* [THE DATA]:
######

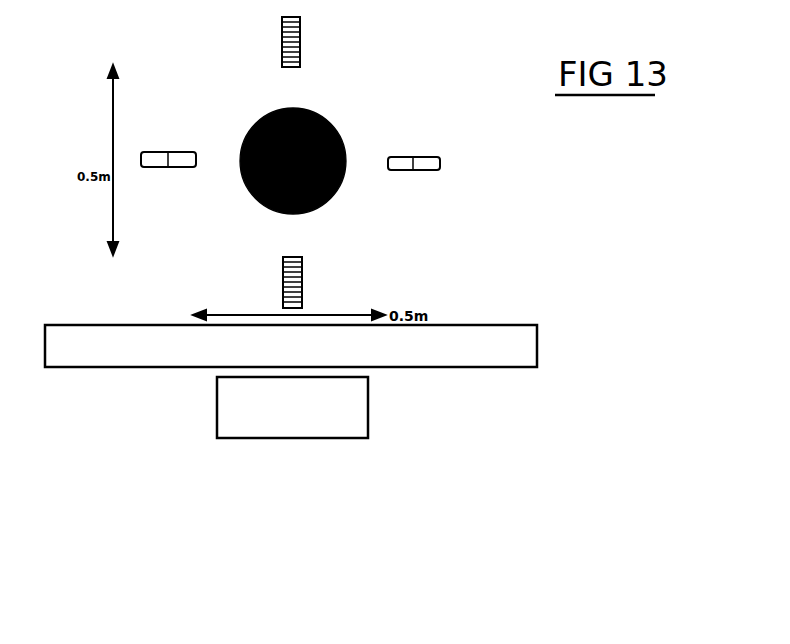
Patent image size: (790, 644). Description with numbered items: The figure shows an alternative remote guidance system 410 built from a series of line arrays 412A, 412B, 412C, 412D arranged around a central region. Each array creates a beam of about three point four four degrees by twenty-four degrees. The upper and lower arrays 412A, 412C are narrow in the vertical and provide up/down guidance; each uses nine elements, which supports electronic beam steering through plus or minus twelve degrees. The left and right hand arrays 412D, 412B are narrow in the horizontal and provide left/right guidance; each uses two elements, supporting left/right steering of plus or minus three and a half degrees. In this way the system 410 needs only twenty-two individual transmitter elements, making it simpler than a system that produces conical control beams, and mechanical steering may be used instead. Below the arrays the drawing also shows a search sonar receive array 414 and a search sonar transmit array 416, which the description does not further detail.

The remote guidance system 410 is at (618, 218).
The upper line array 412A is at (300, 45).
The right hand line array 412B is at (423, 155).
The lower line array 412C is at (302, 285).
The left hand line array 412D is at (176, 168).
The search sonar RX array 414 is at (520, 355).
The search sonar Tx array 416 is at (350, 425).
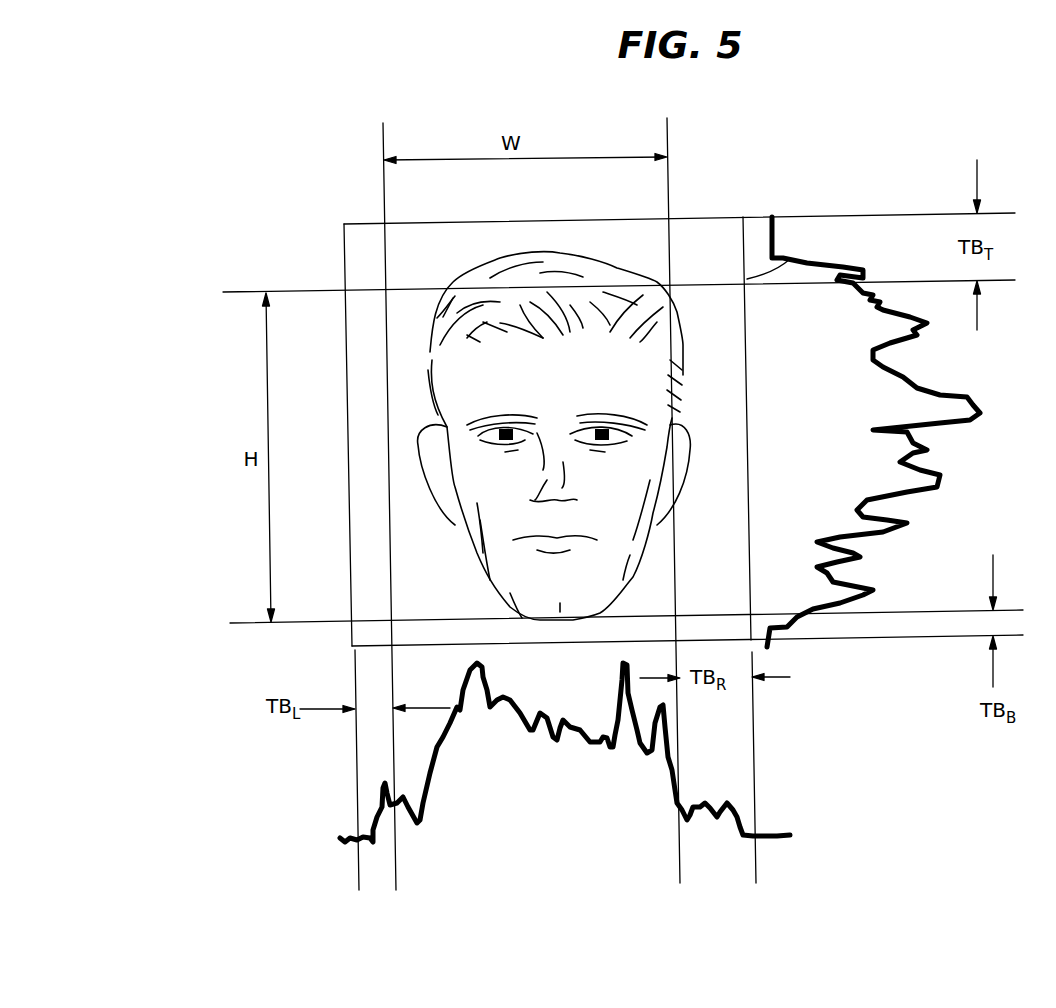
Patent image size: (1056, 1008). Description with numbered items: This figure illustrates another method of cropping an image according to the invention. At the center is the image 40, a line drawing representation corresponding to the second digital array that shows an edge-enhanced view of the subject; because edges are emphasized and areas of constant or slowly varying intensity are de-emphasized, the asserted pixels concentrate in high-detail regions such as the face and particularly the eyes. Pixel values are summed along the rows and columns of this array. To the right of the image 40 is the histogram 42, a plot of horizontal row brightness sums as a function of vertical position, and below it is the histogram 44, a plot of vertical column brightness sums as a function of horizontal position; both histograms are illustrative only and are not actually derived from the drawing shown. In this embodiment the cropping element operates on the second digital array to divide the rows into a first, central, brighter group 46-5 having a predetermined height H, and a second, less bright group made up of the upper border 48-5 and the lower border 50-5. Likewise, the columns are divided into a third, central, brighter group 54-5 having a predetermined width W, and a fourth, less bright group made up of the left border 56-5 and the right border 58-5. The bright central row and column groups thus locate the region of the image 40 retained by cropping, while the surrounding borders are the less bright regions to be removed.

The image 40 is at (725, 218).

######

* [GIVEN INSTRUCTION]: Copy the data above verbatim, line for line, and leave the pictures out of your copy.

* [EXERCISE SOLUTION]:
Patent image size: (790, 644). Description with numbered items: The figure shows an alternative remote guidance system 410 built from a series of line arrays 412A, 412B, 412C, 412D arranged around a central region. Each array creates a beam of about three point four four degrees by twenty-four degrees. The upper and lower arrays 412A, 412C are narrow in the vertical and provide up/down guidance; each uses nine elements, which supports electronic beam steering through plus or minus twelve degrees. The left and right hand arrays 412D, 412B are narrow in the horizontal and provide left/right guidance; each uses two elements, supporting left/right steering of plus or minus three and a half degrees. In this way the system 410 needs only twenty-two individual transmitter elements, making it simpler than a system that produces conical control beams, and mechanical steering may be used instead. Below the arrays the drawing also shows a search sonar receive array 414 and a search sonar transmit array 416, which the description does not further detail.

The remote guidance system 410 is at (618, 218).
The upper line array 412A is at (300, 45).
The right hand line array 412B is at (423, 155).
The lower line array 412C is at (302, 285).
The left hand line array 412D is at (176, 168).
The search sonar RX array 414 is at (520, 355).
The search sonar Tx array 416 is at (350, 425).
Patent image size: (1056, 1008). Description with numbered items: This figure illustrates another method of cropping an image according to the invention. At the center is the image 40, a line drawing representation corresponding to the second digital array that shows an edge-enhanced view of the subject; because edges are emphasized and areas of constant or slowly varying intensity are de-emphasized, the asserted pixels concentrate in high-detail regions such as the face and particularly the eyes. Pixel values are summed along the rows and columns of this array. To the right of the image 40 is the histogram 42, a plot of horizontal row brightness sums as a function of vertical position, and below it is the histogram 44, a plot of vertical column brightness sums as a function of horizontal position; both histograms are illustrative only and are not actually derived from the drawing shown. In this embodiment the cropping element operates on the second digital array to divide the rows into a first, central, brighter group 46-5 having a predetermined height H, and a second, less bright group made up of the upper border 48-5 and the lower border 50-5. Likewise, the columns are divided into a third, central, brighter group 54-5 having a predetermined width W, and a fourth, less bright group made up of the left border 56-5 and the right border 58-5. The bright central row and column groups thus locate the region of the image 40 retained by cropping, while the surrounding borders are the less bright regions to be removed.

The image 40 is at (725, 218).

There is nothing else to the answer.